● **Task goal**: Pick out each line below containing "name".

● **Listed records**:
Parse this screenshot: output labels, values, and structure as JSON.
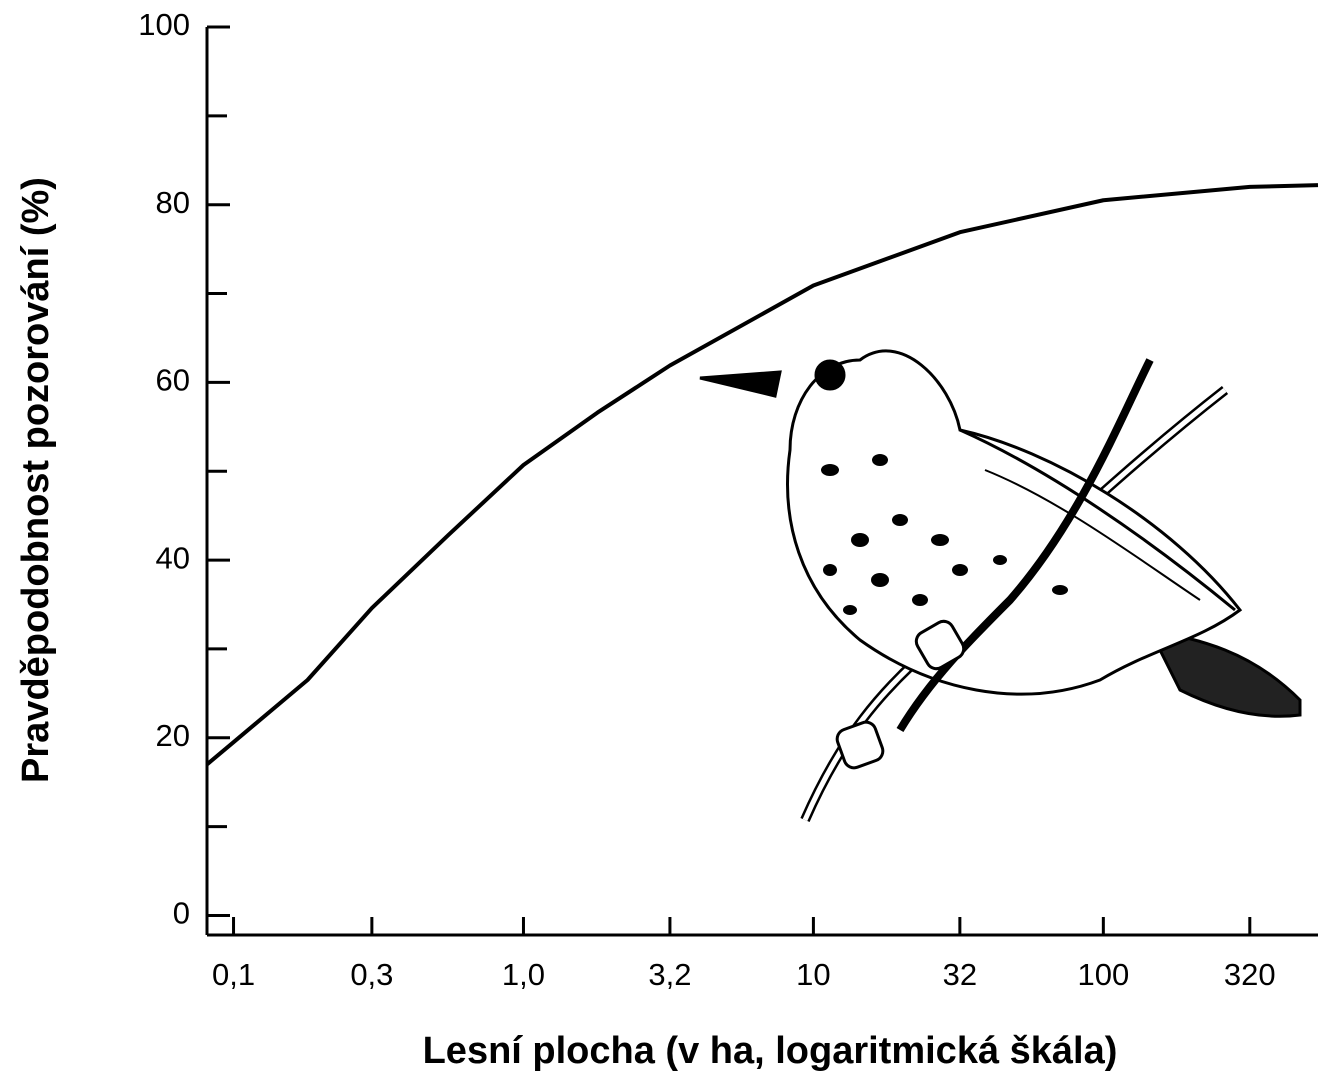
{
  "chart_data": {
    "type": "line",
    "xlabel": "Lesní plocha (v ha, logaritmická škála)",
    "ylabel": "Pravděpodobnost pozorování (%)",
    "x": [
      0.081,
      0.1,
      0.18,
      0.3,
      0.55,
      1.0,
      1.8,
      3.2,
      10,
      32,
      100,
      320,
      550
    ],
    "values": [
      17,
      19.5,
      26.5,
      34.6,
      42.8,
      50.7,
      56.6,
      61.9,
      70.9,
      76.9,
      80.5,
      82,
      82.2
    ],
    "color": "#000000",
    "xscale": "log",
    "xlim": [
      0.081,
      550
    ],
    "xticks": [
      {
        "value": 0.1,
        "label": "0,1"
      },
      {
        "value": 0.3,
        "label": "0,3"
      },
      {
        "value": 1.0,
        "label": "1,0"
      },
      {
        "value": 3.2,
        "label": "3,2"
      },
      10,
      32,
      100,
      320
    ],
    "ylim": [
      -2.2,
      100
    ],
    "yticks": [
      0,
      20,
      40,
      60,
      80,
      100
    ],
    "yminor_ticks": [
      10,
      30,
      50,
      70,
      90
    ],
    "grid": false
  }
}
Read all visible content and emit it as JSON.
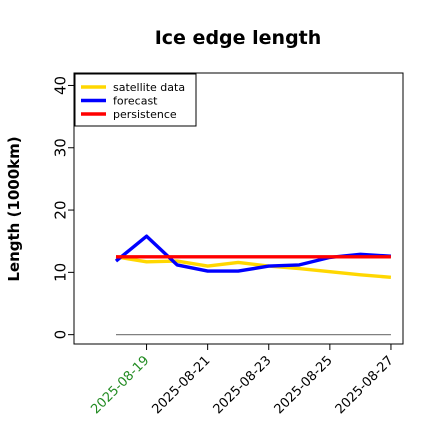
{
  "chart_data": {
    "type": "line",
    "title": "Ice edge length",
    "xlabel": "",
    "ylabel": "Length (1000km)",
    "ylim": [
      -1.5,
      42
    ],
    "yticks": [
      0,
      10,
      20,
      30,
      40
    ],
    "x": [
      "2025-08-18",
      "2025-08-19",
      "2025-08-20",
      "2025-08-21",
      "2025-08-22",
      "2025-08-23",
      "2025-08-24",
      "2025-08-25",
      "2025-08-26",
      "2025-08-27"
    ],
    "xtick_labels": [
      "2025-08-19",
      "2025-08-21",
      "2025-08-23",
      "2025-08-25",
      "2025-08-27"
    ],
    "xtick_label_colors": [
      "#228B22",
      "#000000",
      "#000000",
      "#000000",
      "#000000"
    ],
    "grid": false,
    "legend_position": "top-left",
    "series": [
      {
        "name": "satellite data",
        "color": "#FFD700",
        "values": [
          12.5,
          11.7,
          11.8,
          11.0,
          11.6,
          11.0,
          10.6,
          10.1,
          9.6,
          9.2
        ]
      },
      {
        "name": "forecast",
        "color": "#0000FF",
        "values": [
          11.8,
          15.8,
          11.2,
          10.2,
          10.2,
          11.0,
          11.2,
          12.4,
          12.9,
          12.6
        ]
      },
      {
        "name": "persistence",
        "color": "#FF0000",
        "values": [
          12.5,
          12.5,
          12.5,
          12.5,
          12.5,
          12.5,
          12.5,
          12.5,
          12.5,
          12.5
        ]
      }
    ],
    "reference_line": {
      "y": 0,
      "color": "#808080"
    }
  }
}
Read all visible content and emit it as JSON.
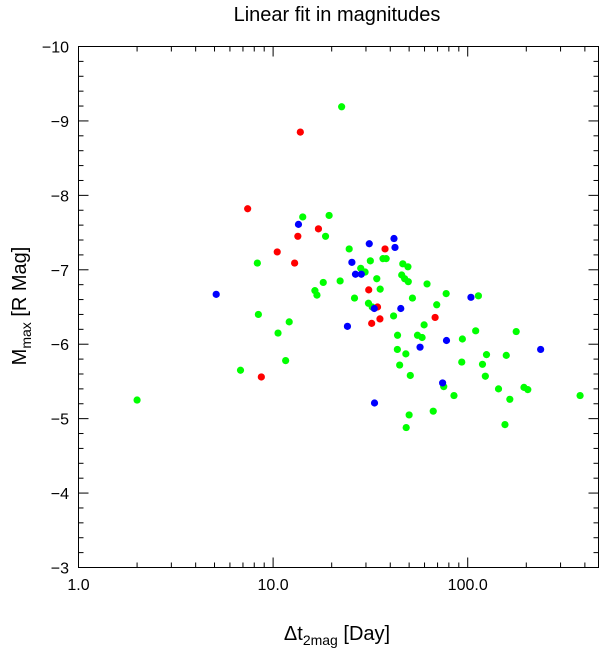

● **Expected answer**:
        "name": "satellite data",
        "name": "forecast",
        "name": "persistence",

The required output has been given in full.